* _WORK TO COMPLETE_
Extract every record, exactly as written, and ignore the pictures.

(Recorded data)
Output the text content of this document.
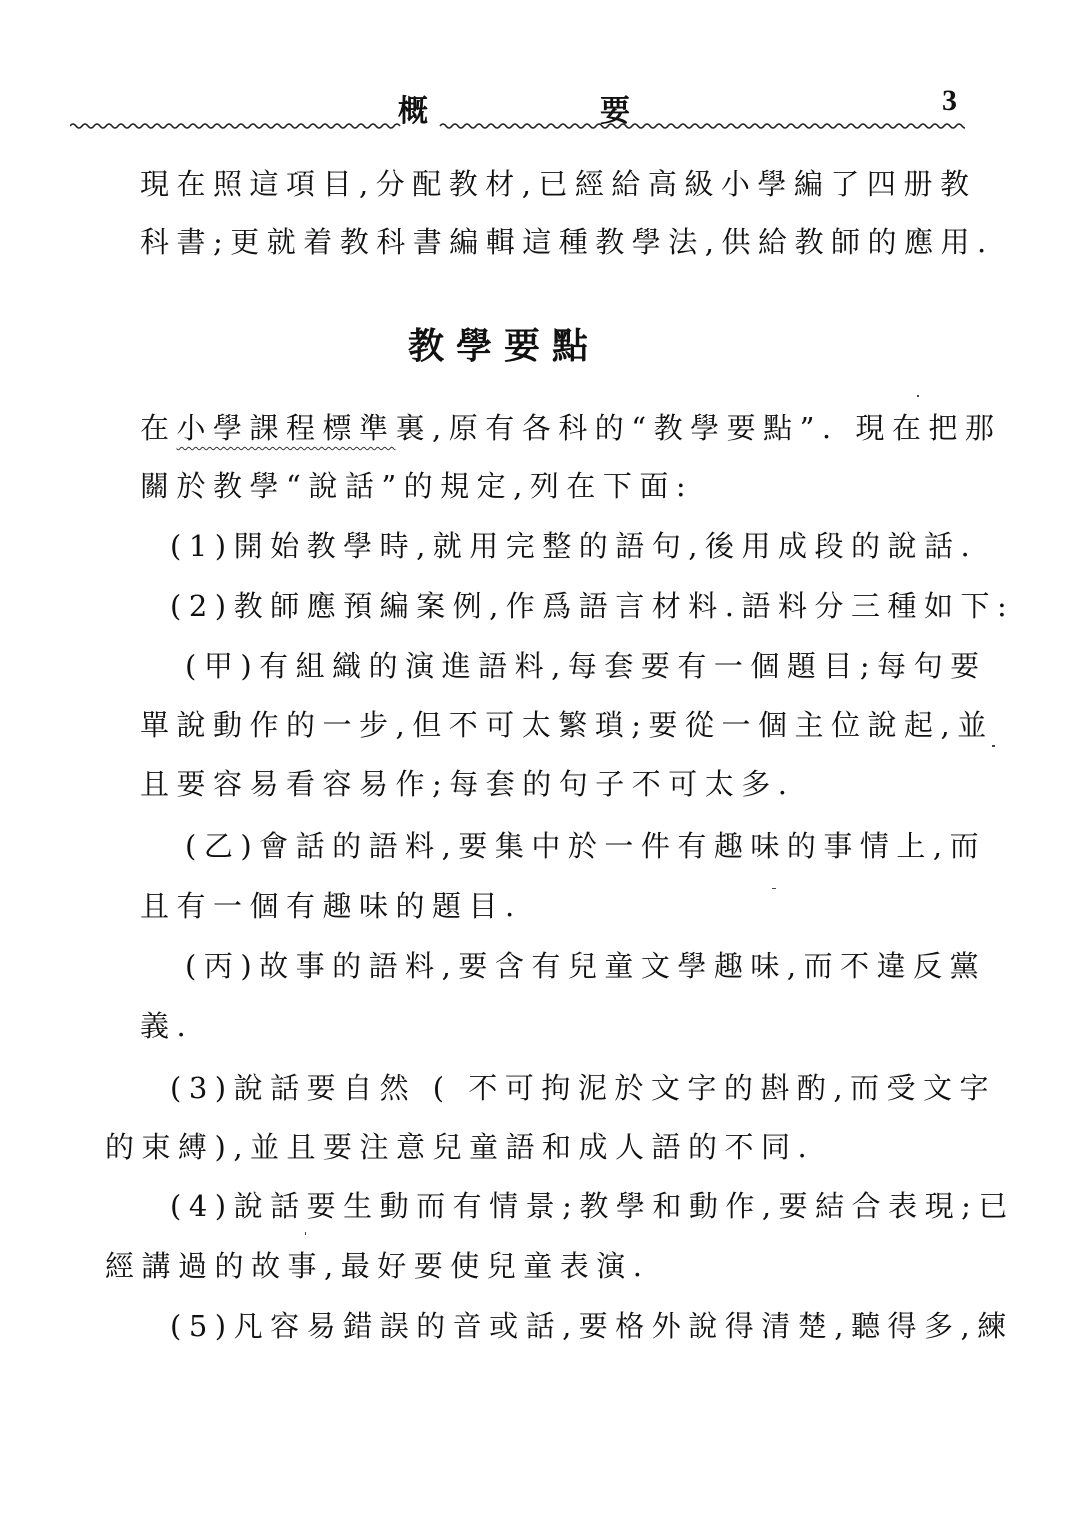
概	要	3
現在照這項目,分配教材,已經給高級小學編了四册教
科書;更就着教科書編輯這種教學法,供給教師的應用.
教學要點
在小學課程標準裏,原有各科的“教學要點”. 現在把那
關於教學“說話”的規定,列在下面:
(1)開始教學時,就用完整的語句,後用成段的說話.
(2)教師應預編案例,作爲語言材料.語料分三種如下:
(甲)有組織的演進語料,每套要有一個題目;每句要
單說動作的一步,但不可太繁瑣;要從一個主位說起,並
且要容易看容易作;每套的句子不可太多.
(乙)會話的語料,要集中於一件有趣味的事情上,而
且有一個有趣味的題目.
(丙)故事的語料,要含有兒童文學趣味,而不違反黨
義.
(3)說話要自然 ( 不可拘泥於文字的斟酌,而受文字
的束縛),並且要注意兒童語和成人語的不同.
(4)說話要生動而有情景;教學和動作,要結合表現;已
經講過的故事,最好要使兒童表演.
(5)凡容易錯誤的音或話,要格外說得清楚,聽得多,練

* _REPLY_
Output the text content of this document.
概	要	3
現在照這項目,分配教材,已經給高級小學編了四册教
科書;更就着教科書編輯這種教學法,供給教師的應用.
教學要點
在小學課程標準裏,原有各科的“教學要點”. 現在把那
關於教學“說話”的規定,列在下面:
(1)開始教學時,就用完整的語句,後用成段的說話.
(2)教師應預編案例,作爲語言材料.語料分三種如下:
(甲)有組織的演進語料,每套要有一個題目;每句要
單說動作的一步,但不可太繁瑣;要從一個主位說起,並
且要容易看容易作;每套的句子不可太多.
(乙)會話的語料,要集中於一件有趣味的事情上,而
且有一個有趣味的題目.
(丙)故事的語料,要含有兒童文學趣味,而不違反黨
義.
(3)說話要自然 ( 不可拘泥於文字的斟酌,而受文字
的束縛),並且要注意兒童語和成人語的不同.
(4)說話要生動而有情景;教學和動作,要結合表現;已
經講過的故事,最好要使兒童表演.
(5)凡容易錯誤的音或話,要格外說得清楚,聽得多,練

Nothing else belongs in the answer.